* [Task prompt] Omit the images. Copy each entry word for word.

------------------------------------------------------------

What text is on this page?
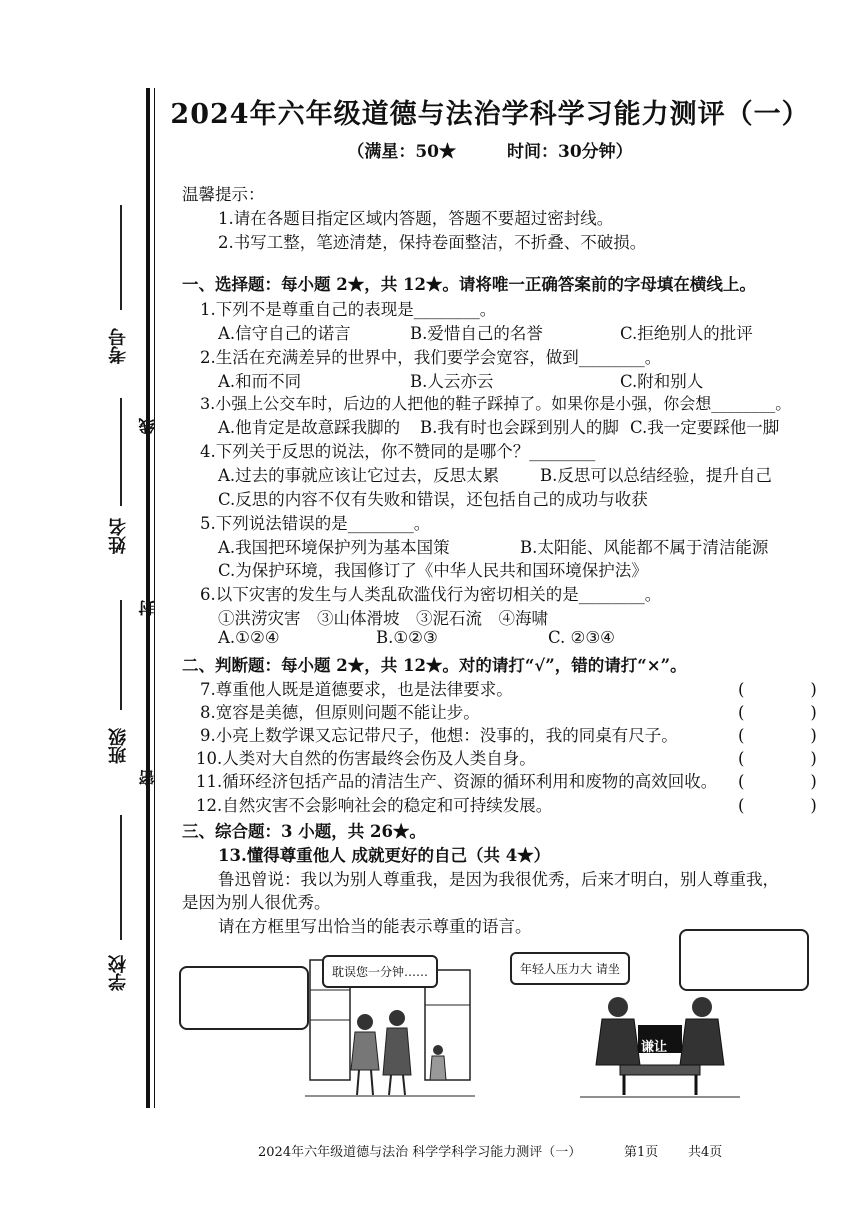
考号
线
姓名
封
班级
密
学校
2024年六年级道德与法治学科学习能力测评（一）
（满星：50★　　　时间：30分钟）
温馨提示：
1.请在各题目指定区域内答题，答题不要超过密封线。
2.书写工整，笔迹清楚，保持卷面整洁，不折叠、不破损。
一、选择题：每小题 2★，共 12★。请将唯一正确答案前的字母填在横线上。
1.下列不是尊重自己的表现是________。
A.信守自己的诺言	B.爱惜自己的名誉	C.拒绝别人的批评
2.生活在充满差异的世界中，我们要学会宽容，做到________。
A.和而不同	B.人云亦云	C.附和别人
3.小强上公交车时，后边的人把他的鞋子踩掉了。如果你是小强，你会想________。
A.他肯定是故意踩我脚的 B.我有时也会踩到别人的脚 C.我一定要踩他一脚
4.下列关于反思的说法，你不赞同的是哪个？________
A.过去的事就应该让它过去，反思太累 B.反思可以总结经验，提升自己
C.反思的内容不仅有失败和错误，还包括自己的成功与收获
5.下列说法错误的是________。
A.我国把环境保护列为基本国策	B.太阳能、风能都不属于清洁能源
C.为保护环境，我国修订了《中华人民共和国环境保护法》
6.以下灾害的发生与人类乱砍滥伐行为密切相关的是________。
①洪涝灾害　③山体滑坡　③泥石流　④海啸
A.①②④	B.①②③	C. ②③④
二、判断题：每小题 2★，共 12★。对的请打“√”，错的请打“×”。
7.尊重他人既是道德要求，也是法律要求。	(　　　　)
8.宽容是美德，但原则问题不能让步。	(　　　　)
9.小亮上数学课又忘记带尺子，他想：没事的，我的同桌有尺子。	(　　　　)
10.人类对大自然的伤害最终会伤及人类自身。	(　　　　)
11.循环经济包括产品的清洁生产、资源的循环利用和废物的高效回收。 (　　　　)
12.自然灾害不会影响社会的稳定和可持续发展。	(　　　　)
三、综合题：3 小题，共 26★。
13.懂得尊重他人 成就更好的自己（共 4★）
鲁迅曾说：我以为别人尊重我，是因为我很优秀，后来才明白，别人尊重我，
是因为别人很优秀。
请在方框里写出恰当的能表示尊重的语言。
耽误您一分钟……
谦让
年轻人压力大 请坐
2024年六年级道德与法治 科学学科学习能力测评（一）	第1页 共4页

------------------------------------------------------------

* [Task result]
What text is on this page?
考号
线
姓名
封
班级
密
学校
2024年六年级道德与法治学科学习能力测评（一）
（满星：50★　　　时间：30分钟）
温馨提示：
1.请在各题目指定区域内答题，答题不要超过密封线。
2.书写工整，笔迹清楚，保持卷面整洁，不折叠、不破损。
一、选择题：每小题 2★，共 12★。请将唯一正确答案前的字母填在横线上。
1.下列不是尊重自己的表现是________。
A.信守自己的诺言	B.爱惜自己的名誉	C.拒绝别人的批评
2.生活在充满差异的世界中，我们要学会宽容，做到________。
A.和而不同	B.人云亦云	C.附和别人
3.小强上公交车时，后边的人把他的鞋子踩掉了。如果你是小强，你会想________。
A.他肯定是故意踩我脚的 B.我有时也会踩到别人的脚 C.我一定要踩他一脚
4.下列关于反思的说法，你不赞同的是哪个？________
A.过去的事就应该让它过去，反思太累 B.反思可以总结经验，提升自己
C.反思的内容不仅有失败和错误，还包括自己的成功与收获
5.下列说法错误的是________。
A.我国把环境保护列为基本国策	B.太阳能、风能都不属于清洁能源
C.为保护环境，我国修订了《中华人民共和国环境保护法》
6.以下灾害的发生与人类乱砍滥伐行为密切相关的是________。
①洪涝灾害　③山体滑坡　③泥石流　④海啸
A.①②④	B.①②③	C. ②③④
二、判断题：每小题 2★，共 12★。对的请打“√”，错的请打“×”。
7.尊重他人既是道德要求，也是法律要求。	(　　　　)
8.宽容是美德，但原则问题不能让步。	(　　　　)
9.小亮上数学课又忘记带尺子，他想：没事的，我的同桌有尺子。	(　　　　)
10.人类对大自然的伤害最终会伤及人类自身。	(　　　　)
11.循环经济包括产品的清洁生产、资源的循环利用和废物的高效回收。 (　　　　)
12.自然灾害不会影响社会的稳定和可持续发展。	(　　　　)
三、综合题：3 小题，共 26★。
13.懂得尊重他人 成就更好的自己（共 4★）
鲁迅曾说：我以为别人尊重我，是因为我很优秀，后来才明白，别人尊重我，
是因为别人很优秀。
请在方框里写出恰当的能表示尊重的语言。
耽误您一分钟……
谦让
年轻人压力大 请坐
2024年六年级道德与法治 科学学科学习能力测评（一）	第1页 共4页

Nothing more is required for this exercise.